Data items
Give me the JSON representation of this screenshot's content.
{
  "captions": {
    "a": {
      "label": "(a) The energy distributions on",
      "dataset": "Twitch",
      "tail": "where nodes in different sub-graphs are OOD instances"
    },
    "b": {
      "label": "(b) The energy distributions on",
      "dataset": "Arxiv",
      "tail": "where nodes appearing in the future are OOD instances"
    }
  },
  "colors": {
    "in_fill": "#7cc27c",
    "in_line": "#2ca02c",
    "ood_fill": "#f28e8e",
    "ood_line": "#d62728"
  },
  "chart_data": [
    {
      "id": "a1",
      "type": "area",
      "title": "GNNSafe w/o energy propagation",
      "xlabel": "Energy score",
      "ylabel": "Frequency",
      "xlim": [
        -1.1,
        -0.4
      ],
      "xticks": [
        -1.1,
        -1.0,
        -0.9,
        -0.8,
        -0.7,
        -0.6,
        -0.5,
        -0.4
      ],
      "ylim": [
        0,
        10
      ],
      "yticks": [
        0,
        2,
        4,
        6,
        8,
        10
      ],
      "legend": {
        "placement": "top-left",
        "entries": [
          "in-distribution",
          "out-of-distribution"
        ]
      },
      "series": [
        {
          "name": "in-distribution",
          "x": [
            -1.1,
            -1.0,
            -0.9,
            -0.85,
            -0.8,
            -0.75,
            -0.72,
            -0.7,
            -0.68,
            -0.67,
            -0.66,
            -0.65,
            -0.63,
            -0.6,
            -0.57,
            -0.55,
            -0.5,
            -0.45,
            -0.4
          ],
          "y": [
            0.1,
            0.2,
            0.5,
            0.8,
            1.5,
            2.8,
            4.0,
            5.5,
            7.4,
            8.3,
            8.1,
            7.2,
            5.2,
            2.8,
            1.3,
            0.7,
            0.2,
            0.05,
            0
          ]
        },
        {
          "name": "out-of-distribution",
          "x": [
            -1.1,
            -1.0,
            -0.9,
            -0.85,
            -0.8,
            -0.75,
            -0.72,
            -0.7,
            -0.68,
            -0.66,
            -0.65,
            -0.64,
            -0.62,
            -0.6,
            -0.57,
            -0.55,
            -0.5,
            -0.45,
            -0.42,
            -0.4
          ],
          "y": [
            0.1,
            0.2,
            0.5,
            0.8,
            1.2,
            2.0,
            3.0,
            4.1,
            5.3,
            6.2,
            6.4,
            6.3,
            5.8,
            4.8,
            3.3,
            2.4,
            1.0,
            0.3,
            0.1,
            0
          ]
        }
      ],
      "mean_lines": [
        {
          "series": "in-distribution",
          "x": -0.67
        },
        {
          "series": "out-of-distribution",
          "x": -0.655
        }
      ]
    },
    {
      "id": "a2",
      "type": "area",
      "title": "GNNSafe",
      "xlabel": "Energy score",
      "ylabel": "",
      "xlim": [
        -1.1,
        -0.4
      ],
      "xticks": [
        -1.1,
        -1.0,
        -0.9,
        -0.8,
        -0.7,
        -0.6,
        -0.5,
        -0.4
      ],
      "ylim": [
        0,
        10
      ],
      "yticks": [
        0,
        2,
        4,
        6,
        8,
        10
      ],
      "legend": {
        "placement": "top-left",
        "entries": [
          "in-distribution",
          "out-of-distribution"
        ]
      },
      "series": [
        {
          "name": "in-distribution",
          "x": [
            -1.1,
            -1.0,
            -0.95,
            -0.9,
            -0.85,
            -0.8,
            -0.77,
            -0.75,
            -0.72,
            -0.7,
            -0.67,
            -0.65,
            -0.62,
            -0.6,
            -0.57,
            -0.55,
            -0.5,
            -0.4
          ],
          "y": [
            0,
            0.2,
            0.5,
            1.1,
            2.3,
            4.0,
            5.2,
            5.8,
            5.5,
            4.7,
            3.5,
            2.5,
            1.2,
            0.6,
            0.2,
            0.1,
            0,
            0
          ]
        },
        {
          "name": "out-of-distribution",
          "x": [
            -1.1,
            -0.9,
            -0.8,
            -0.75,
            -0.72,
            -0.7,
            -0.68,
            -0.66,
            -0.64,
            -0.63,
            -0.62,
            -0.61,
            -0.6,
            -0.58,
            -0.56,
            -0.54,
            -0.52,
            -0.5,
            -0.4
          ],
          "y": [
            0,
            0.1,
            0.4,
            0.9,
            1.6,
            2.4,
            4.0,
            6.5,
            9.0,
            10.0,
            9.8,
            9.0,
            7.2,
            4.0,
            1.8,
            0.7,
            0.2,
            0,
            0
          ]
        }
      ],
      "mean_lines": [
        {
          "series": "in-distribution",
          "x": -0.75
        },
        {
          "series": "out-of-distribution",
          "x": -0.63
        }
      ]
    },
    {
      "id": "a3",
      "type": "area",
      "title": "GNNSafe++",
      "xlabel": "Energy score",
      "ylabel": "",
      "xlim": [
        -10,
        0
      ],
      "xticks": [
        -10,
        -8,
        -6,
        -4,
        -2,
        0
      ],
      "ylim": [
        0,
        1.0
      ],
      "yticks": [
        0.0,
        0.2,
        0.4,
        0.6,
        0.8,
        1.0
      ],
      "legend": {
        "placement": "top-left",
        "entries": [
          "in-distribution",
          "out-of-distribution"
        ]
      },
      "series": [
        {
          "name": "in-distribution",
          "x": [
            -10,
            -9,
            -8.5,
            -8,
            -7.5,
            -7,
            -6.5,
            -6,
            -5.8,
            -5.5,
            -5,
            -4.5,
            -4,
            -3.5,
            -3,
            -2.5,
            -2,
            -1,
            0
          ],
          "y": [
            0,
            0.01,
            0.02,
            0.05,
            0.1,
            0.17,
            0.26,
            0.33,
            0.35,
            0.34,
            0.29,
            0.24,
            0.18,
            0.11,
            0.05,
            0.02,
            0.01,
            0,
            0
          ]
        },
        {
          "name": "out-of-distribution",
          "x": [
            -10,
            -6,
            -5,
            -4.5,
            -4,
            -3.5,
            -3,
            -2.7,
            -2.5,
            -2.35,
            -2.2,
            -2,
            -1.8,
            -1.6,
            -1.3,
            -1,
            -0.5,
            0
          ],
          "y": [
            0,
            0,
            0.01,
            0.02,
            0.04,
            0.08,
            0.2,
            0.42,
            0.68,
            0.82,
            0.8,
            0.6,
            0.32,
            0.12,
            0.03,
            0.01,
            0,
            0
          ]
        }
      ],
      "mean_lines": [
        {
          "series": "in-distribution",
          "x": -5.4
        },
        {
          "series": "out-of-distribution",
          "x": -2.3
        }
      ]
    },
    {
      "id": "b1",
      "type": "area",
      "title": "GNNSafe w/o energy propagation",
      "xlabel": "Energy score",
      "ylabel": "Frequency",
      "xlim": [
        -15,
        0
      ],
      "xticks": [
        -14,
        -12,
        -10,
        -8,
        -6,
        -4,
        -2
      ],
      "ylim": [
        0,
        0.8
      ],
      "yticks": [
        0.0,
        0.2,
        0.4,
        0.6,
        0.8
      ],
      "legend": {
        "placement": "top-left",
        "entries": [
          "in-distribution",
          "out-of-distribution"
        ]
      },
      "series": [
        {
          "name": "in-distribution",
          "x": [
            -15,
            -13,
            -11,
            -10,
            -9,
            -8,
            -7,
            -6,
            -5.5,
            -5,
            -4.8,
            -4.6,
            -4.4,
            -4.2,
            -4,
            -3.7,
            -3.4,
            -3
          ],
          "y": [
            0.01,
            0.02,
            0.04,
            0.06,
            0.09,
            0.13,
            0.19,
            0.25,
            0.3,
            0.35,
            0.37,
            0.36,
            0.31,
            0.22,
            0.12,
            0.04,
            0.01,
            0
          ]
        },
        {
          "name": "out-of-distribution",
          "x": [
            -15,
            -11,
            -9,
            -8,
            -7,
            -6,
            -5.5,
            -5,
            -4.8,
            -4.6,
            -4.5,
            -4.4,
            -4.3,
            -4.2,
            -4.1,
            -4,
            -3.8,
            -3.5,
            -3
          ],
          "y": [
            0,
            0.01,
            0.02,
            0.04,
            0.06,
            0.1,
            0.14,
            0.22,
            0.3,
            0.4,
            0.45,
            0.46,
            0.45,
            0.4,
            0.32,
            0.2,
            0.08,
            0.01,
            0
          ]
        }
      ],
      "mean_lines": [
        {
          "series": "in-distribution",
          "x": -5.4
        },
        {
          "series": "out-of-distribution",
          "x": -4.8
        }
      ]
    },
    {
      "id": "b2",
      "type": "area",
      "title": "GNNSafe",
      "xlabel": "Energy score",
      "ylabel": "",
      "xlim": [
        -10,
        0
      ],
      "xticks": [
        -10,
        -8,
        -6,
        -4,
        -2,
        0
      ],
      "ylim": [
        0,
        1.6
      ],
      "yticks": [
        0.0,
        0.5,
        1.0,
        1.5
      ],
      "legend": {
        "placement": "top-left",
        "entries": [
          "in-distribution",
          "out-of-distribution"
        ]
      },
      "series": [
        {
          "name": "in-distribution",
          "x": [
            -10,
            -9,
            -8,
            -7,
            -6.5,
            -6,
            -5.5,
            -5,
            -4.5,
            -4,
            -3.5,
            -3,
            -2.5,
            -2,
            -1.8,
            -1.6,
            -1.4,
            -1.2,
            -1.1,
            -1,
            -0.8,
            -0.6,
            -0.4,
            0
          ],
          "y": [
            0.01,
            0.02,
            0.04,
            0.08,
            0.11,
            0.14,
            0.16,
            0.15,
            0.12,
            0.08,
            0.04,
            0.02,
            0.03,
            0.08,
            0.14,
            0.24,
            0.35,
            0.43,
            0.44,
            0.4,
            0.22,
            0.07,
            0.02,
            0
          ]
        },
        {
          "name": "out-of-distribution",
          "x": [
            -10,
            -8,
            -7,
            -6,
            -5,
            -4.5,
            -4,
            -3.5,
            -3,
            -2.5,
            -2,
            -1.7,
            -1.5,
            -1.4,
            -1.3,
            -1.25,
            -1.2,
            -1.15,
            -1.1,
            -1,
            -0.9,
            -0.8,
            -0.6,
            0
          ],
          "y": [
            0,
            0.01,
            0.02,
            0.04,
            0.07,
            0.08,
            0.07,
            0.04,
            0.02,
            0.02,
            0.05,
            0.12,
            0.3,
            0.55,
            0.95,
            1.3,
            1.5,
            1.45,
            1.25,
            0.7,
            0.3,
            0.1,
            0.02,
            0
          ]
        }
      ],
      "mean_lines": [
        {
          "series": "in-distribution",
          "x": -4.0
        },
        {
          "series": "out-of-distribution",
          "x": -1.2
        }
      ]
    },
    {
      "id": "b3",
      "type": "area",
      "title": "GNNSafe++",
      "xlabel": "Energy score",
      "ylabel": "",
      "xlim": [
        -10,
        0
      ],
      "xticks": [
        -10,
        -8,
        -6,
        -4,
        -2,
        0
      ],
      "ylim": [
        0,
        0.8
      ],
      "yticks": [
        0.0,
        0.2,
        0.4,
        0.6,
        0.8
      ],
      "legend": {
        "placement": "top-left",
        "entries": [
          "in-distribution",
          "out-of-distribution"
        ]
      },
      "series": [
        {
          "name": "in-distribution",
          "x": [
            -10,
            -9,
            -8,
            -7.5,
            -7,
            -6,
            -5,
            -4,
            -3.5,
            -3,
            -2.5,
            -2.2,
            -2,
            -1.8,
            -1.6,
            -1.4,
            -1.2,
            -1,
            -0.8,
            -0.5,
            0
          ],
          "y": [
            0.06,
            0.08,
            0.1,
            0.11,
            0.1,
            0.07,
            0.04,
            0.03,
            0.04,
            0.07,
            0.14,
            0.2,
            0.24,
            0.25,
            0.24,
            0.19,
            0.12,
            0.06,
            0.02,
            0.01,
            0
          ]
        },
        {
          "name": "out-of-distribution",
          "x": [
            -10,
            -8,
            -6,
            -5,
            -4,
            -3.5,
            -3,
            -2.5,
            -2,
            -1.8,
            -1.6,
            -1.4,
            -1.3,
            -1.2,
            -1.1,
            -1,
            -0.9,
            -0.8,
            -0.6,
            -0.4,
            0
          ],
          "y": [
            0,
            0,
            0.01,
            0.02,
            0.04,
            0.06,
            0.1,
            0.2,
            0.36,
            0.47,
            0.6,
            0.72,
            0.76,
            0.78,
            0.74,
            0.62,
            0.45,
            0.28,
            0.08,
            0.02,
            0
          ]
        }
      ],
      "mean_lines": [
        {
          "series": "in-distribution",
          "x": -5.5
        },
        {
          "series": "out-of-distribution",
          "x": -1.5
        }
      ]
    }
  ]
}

WRITTEN PROBLEM: Count how many lines of the material hold the string "nodes". Give the number and nothing more.

FULL OUTPUT: 2